┌─ Listed records
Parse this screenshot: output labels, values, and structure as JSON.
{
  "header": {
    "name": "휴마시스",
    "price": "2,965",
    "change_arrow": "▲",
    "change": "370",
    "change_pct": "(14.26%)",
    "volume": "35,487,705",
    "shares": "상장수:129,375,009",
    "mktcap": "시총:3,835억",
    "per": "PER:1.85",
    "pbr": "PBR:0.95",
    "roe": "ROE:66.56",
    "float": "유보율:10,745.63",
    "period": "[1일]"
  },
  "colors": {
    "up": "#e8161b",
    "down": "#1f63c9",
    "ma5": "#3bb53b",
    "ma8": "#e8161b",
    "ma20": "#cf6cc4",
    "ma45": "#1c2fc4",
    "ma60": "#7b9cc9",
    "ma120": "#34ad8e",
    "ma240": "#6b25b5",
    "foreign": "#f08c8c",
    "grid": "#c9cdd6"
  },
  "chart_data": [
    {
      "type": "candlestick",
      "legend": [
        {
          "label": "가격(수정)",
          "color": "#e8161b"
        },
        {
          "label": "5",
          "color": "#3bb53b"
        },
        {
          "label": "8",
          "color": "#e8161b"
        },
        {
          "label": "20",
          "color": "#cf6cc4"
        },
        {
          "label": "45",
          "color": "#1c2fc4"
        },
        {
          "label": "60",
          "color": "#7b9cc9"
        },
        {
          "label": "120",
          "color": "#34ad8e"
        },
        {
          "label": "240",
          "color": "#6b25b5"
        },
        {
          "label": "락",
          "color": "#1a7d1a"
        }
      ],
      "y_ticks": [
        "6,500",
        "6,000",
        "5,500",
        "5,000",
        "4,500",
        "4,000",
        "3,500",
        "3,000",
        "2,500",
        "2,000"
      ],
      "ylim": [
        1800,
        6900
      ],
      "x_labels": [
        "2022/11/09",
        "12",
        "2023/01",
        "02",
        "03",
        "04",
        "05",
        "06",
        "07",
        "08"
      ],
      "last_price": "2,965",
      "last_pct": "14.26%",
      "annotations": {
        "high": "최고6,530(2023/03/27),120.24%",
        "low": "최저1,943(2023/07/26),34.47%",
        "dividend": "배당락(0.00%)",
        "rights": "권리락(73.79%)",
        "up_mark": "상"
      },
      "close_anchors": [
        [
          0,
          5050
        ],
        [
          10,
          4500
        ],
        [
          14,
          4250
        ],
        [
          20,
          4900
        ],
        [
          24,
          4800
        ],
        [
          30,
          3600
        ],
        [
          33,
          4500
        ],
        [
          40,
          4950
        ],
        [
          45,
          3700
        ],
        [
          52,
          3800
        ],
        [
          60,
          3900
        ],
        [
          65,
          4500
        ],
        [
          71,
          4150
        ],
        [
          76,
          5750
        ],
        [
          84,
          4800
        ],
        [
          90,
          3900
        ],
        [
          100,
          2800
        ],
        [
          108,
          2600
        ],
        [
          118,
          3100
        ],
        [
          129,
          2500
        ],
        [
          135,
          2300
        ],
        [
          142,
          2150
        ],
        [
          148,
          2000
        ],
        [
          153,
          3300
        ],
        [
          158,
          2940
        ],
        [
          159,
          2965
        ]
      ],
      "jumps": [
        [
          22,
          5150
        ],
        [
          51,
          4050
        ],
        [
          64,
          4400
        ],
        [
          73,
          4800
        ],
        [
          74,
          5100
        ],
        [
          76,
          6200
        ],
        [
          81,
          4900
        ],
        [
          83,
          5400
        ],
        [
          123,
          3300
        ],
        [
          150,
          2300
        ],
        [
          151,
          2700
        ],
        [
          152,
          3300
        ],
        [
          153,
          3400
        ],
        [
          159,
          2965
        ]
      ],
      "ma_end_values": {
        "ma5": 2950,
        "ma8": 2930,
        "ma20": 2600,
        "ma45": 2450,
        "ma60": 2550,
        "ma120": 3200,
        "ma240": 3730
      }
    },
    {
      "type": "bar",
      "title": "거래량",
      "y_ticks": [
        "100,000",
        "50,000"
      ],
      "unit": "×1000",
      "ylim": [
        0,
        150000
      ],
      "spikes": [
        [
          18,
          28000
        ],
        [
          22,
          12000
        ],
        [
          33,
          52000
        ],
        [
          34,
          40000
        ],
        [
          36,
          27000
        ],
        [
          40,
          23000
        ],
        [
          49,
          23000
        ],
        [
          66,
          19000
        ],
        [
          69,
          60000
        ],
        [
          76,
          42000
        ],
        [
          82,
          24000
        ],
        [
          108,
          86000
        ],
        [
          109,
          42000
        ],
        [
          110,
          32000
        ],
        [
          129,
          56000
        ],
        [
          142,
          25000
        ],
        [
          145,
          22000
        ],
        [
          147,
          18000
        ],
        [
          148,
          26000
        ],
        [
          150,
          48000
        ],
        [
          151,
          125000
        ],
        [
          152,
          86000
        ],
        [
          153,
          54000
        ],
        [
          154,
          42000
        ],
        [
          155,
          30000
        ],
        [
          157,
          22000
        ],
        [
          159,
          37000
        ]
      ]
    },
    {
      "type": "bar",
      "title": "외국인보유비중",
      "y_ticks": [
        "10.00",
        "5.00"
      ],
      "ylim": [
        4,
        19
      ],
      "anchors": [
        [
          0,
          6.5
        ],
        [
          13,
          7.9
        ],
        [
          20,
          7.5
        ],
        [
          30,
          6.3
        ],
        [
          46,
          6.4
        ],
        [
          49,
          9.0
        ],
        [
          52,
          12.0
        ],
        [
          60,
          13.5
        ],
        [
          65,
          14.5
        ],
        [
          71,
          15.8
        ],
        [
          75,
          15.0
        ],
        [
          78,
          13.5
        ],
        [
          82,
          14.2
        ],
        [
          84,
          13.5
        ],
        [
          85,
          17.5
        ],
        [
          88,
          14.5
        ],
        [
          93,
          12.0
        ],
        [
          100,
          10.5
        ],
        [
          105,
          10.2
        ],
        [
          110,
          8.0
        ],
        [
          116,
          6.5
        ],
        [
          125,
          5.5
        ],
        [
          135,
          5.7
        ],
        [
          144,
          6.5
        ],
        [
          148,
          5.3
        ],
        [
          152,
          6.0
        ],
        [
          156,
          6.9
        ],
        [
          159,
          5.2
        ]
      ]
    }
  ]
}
└─
## Exercise aim
Reproduce the data in its entirety, matching each character.

## Solution below
Parse this screenshot: output labels, values, and structure as JSON.
{
  "header": {
    "name": "휴마시스",
    "price": "2,965",
    "change_arrow": "▲",
    "change": "370",
    "change_pct": "(14.26%)",
    "volume": "35,487,705",
    "shares": "상장수:129,375,009",
    "mktcap": "시총:3,835억",
    "per": "PER:1.85",
    "pbr": "PBR:0.95",
    "roe": "ROE:66.56",
    "float": "유보율:10,745.63",
    "period": "[1일]"
  },
  "colors": {
    "up": "#e8161b",
    "down": "#1f63c9",
    "ma5": "#3bb53b",
    "ma8": "#e8161b",
    "ma20": "#cf6cc4",
    "ma45": "#1c2fc4",
    "ma60": "#7b9cc9",
    "ma120": "#34ad8e",
    "ma240": "#6b25b5",
    "foreign": "#f08c8c",
    "grid": "#c9cdd6"
  },
  "chart_data": [
    {
      "type": "candlestick",
      "legend": [
        {
          "label": "가격(수정)",
          "color": "#e8161b"
        },
        {
          "label": "5",
          "color": "#3bb53b"
        },
        {
          "label": "8",
          "color": "#e8161b"
        },
        {
          "label": "20",
          "color": "#cf6cc4"
        },
        {
          "label": "45",
          "color": "#1c2fc4"
        },
        {
          "label": "60",
          "color": "#7b9cc9"
        },
        {
          "label": "120",
          "color": "#34ad8e"
        },
        {
          "label": "240",
          "color": "#6b25b5"
        },
        {
          "label": "락",
          "color": "#1a7d1a"
        }
      ],
      "y_ticks": [
        "6,500",
        "6,000",
        "5,500",
        "5,000",
        "4,500",
        "4,000",
        "3,500",
        "3,000",
        "2,500",
        "2,000"
      ],
      "ylim": [
        1800,
        6900
      ],
      "x_labels": [
        "2022/11/09",
        "12",
        "2023/01",
        "02",
        "03",
        "04",
        "05",
        "06",
        "07",
        "08"
      ],
      "last_price": "2,965",
      "last_pct": "14.26%",
      "annotations": {
        "high": "최고6,530(2023/03/27),120.24%",
        "low": "최저1,943(2023/07/26),34.47%",
        "dividend": "배당락(0.00%)",
        "rights": "권리락(73.79%)",
        "up_mark": "상"
      },
      "close_anchors": [
        [
          0,
          5050
        ],
        [
          10,
          4500
        ],
        [
          14,
          4250
        ],
        [
          20,
          4900
        ],
        [
          24,
          4800
        ],
        [
          30,
          3600
        ],
        [
          33,
          4500
        ],
        [
          40,
          4950
        ],
        [
          45,
          3700
        ],
        [
          52,
          3800
        ],
        [
          60,
          3900
        ],
        [
          65,
          4500
        ],
        [
          71,
          4150
        ],
        [
          76,
          5750
        ],
        [
          84,
          4800
        ],
        [
          90,
          3900
        ],
        [
          100,
          2800
        ],
        [
          108,
          2600
        ],
        [
          118,
          3100
        ],
        [
          129,
          2500
        ],
        [
          135,
          2300
        ],
        [
          142,
          2150
        ],
        [
          148,
          2000
        ],
        [
          153,
          3300
        ],
        [
          158,
          2940
        ],
        [
          159,
          2965
        ]
      ],
      "jumps": [
        [
          22,
          5150
        ],
        [
          51,
          4050
        ],
        [
          64,
          4400
        ],
        [
          73,
          4800
        ],
        [
          74,
          5100
        ],
        [
          76,
          6200
        ],
        [
          81,
          4900
        ],
        [
          83,
          5400
        ],
        [
          123,
          3300
        ],
        [
          150,
          2300
        ],
        [
          151,
          2700
        ],
        [
          152,
          3300
        ],
        [
          153,
          3400
        ],
        [
          159,
          2965
        ]
      ],
      "ma_end_values": {
        "ma5": 2950,
        "ma8": 2930,
        "ma20": 2600,
        "ma45": 2450,
        "ma60": 2550,
        "ma120": 3200,
        "ma240": 3730
      }
    },
    {
      "type": "bar",
      "title": "거래량",
      "y_ticks": [
        "100,000",
        "50,000"
      ],
      "unit": "×1000",
      "ylim": [
        0,
        150000
      ],
      "spikes": [
        [
          18,
          28000
        ],
        [
          22,
          12000
        ],
        [
          33,
          52000
        ],
        [
          34,
          40000
        ],
        [
          36,
          27000
        ],
        [
          40,
          23000
        ],
        [
          49,
          23000
        ],
        [
          66,
          19000
        ],
        [
          69,
          60000
        ],
        [
          76,
          42000
        ],
        [
          82,
          24000
        ],
        [
          108,
          86000
        ],
        [
          109,
          42000
        ],
        [
          110,
          32000
        ],
        [
          129,
          56000
        ],
        [
          142,
          25000
        ],
        [
          145,
          22000
        ],
        [
          147,
          18000
        ],
        [
          148,
          26000
        ],
        [
          150,
          48000
        ],
        [
          151,
          125000
        ],
        [
          152,
          86000
        ],
        [
          153,
          54000
        ],
        [
          154,
          42000
        ],
        [
          155,
          30000
        ],
        [
          157,
          22000
        ],
        [
          159,
          37000
        ]
      ]
    },
    {
      "type": "bar",
      "title": "외국인보유비중",
      "y_ticks": [
        "10.00",
        "5.00"
      ],
      "ylim": [
        4,
        19
      ],
      "anchors": [
        [
          0,
          6.5
        ],
        [
          13,
          7.9
        ],
        [
          20,
          7.5
        ],
        [
          30,
          6.3
        ],
        [
          46,
          6.4
        ],
        [
          49,
          9.0
        ],
        [
          52,
          12.0
        ],
        [
          60,
          13.5
        ],
        [
          65,
          14.5
        ],
        [
          71,
          15.8
        ],
        [
          75,
          15.0
        ],
        [
          78,
          13.5
        ],
        [
          82,
          14.2
        ],
        [
          84,
          13.5
        ],
        [
          85,
          17.5
        ],
        [
          88,
          14.5
        ],
        [
          93,
          12.0
        ],
        [
          100,
          10.5
        ],
        [
          105,
          10.2
        ],
        [
          110,
          8.0
        ],
        [
          116,
          6.5
        ],
        [
          125,
          5.5
        ],
        [
          135,
          5.7
        ],
        [
          144,
          6.5
        ],
        [
          148,
          5.3
        ],
        [
          152,
          6.0
        ],
        [
          156,
          6.9
        ],
        [
          159,
          5.2
        ]
      ]
    }
  ]
}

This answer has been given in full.